# INSTRUCTIONS TO FOLLOW:
Read through the records below and copy each line that uses the word "Output".

____________

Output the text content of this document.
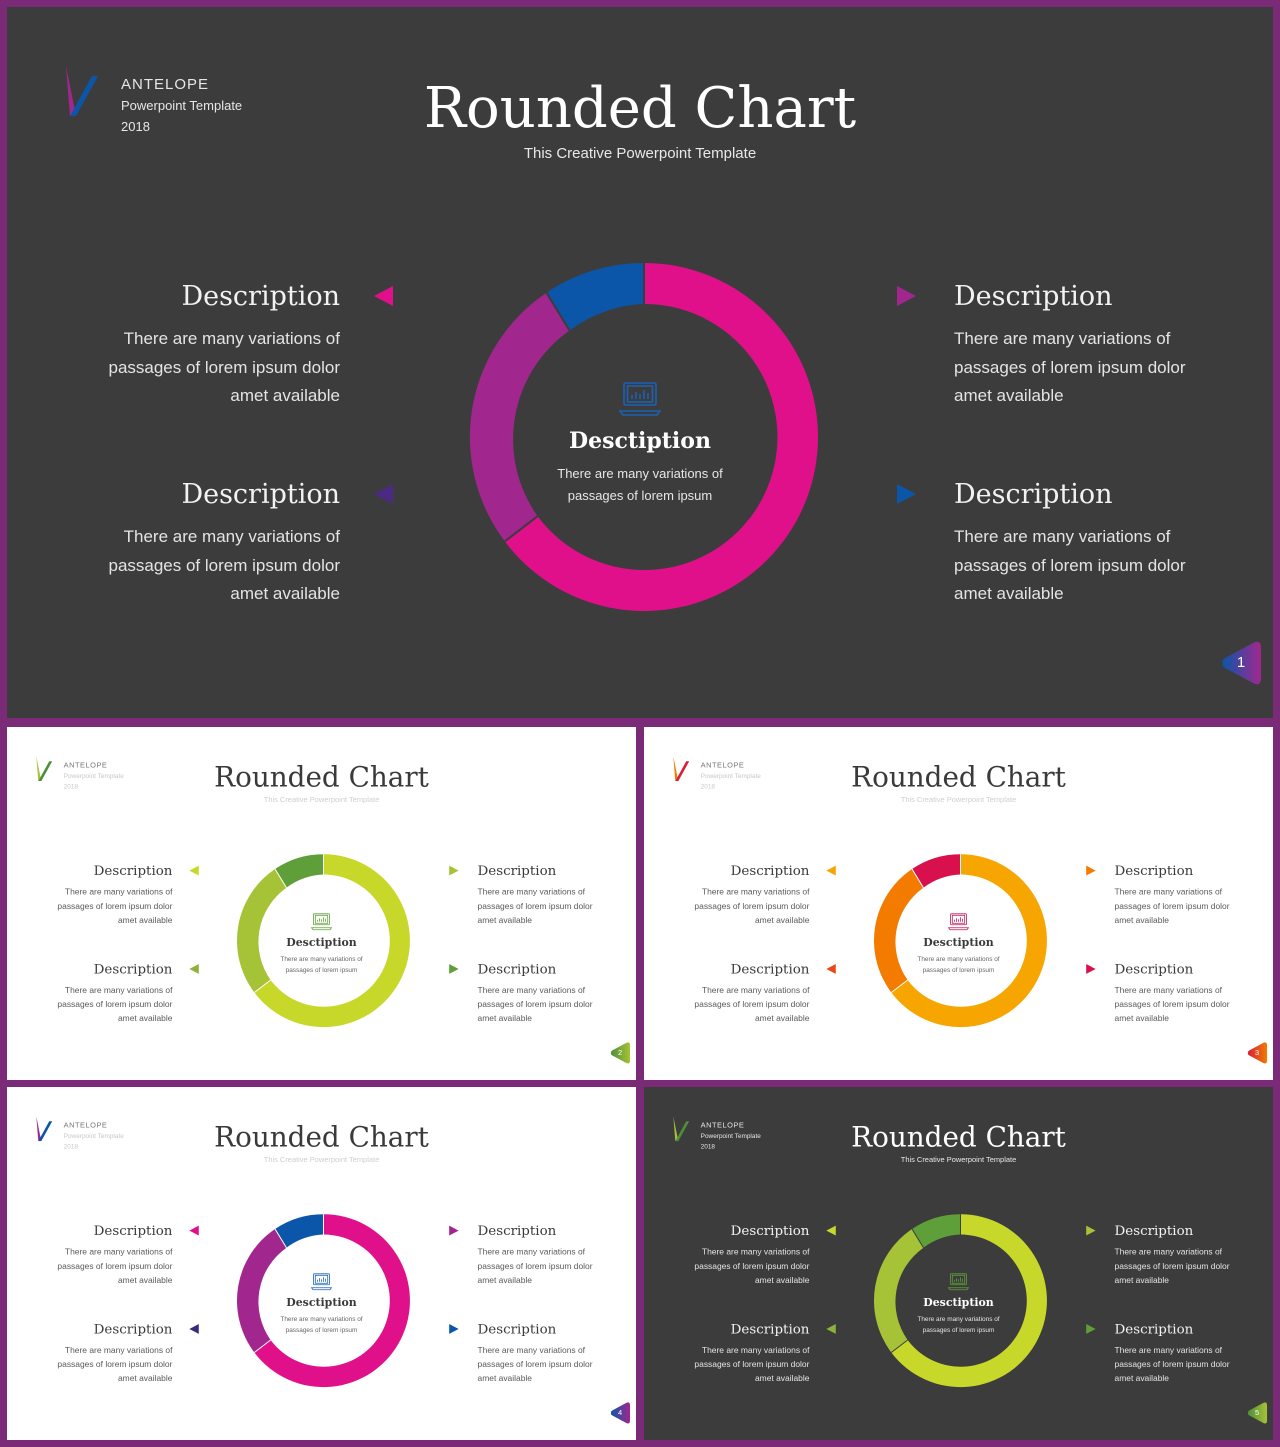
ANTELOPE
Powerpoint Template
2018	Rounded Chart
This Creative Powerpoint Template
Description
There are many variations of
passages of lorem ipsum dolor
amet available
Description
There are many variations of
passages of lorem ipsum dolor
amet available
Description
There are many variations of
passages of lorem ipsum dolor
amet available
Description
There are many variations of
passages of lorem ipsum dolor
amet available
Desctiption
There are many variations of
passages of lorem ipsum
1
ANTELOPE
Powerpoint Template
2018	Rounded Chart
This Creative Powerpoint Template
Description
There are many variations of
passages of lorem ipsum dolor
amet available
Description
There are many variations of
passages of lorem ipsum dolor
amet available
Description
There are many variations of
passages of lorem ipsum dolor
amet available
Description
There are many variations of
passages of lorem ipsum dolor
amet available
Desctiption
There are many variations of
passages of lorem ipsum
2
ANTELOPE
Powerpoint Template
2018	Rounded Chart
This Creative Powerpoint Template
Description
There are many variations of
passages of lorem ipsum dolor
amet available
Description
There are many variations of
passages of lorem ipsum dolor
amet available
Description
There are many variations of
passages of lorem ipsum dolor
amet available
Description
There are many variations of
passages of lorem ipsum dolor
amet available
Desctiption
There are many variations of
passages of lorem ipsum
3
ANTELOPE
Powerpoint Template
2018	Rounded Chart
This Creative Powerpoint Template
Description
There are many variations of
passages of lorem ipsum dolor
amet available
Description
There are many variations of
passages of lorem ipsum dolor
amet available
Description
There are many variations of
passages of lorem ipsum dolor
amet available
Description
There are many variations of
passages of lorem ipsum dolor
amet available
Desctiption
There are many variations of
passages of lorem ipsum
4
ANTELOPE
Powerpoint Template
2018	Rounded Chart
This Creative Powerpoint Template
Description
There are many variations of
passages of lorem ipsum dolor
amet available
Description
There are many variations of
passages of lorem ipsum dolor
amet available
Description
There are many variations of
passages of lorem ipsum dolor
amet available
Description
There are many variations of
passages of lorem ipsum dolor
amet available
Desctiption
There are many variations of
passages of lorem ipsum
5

____________

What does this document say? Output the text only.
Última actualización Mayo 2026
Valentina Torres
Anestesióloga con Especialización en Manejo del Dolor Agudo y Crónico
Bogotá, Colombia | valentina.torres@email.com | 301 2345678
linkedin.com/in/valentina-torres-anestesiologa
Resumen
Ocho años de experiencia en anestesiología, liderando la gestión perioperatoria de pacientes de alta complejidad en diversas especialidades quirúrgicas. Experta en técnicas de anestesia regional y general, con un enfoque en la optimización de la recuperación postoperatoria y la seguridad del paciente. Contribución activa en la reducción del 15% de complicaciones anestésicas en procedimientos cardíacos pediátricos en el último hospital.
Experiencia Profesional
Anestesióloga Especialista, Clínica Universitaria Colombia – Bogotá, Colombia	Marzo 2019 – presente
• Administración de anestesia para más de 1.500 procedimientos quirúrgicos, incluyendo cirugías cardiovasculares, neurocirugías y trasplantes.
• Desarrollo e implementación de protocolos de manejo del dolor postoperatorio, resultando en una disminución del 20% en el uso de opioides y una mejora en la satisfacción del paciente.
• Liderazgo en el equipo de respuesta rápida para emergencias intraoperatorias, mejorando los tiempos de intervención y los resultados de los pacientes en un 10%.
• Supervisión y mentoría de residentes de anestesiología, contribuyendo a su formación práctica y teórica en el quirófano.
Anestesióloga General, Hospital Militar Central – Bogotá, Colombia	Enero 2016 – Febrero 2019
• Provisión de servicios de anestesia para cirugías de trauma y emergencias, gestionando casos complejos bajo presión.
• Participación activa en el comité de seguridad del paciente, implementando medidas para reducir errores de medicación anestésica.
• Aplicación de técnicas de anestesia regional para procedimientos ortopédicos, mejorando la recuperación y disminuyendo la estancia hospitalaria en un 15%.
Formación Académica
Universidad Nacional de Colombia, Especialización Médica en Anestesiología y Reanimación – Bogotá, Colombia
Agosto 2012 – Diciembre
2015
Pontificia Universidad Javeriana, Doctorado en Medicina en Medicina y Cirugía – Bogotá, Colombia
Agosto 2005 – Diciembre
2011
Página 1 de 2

____________

# SOLVED PROBLEM:
Output the text content of this document.
What does this document say? Output the text only.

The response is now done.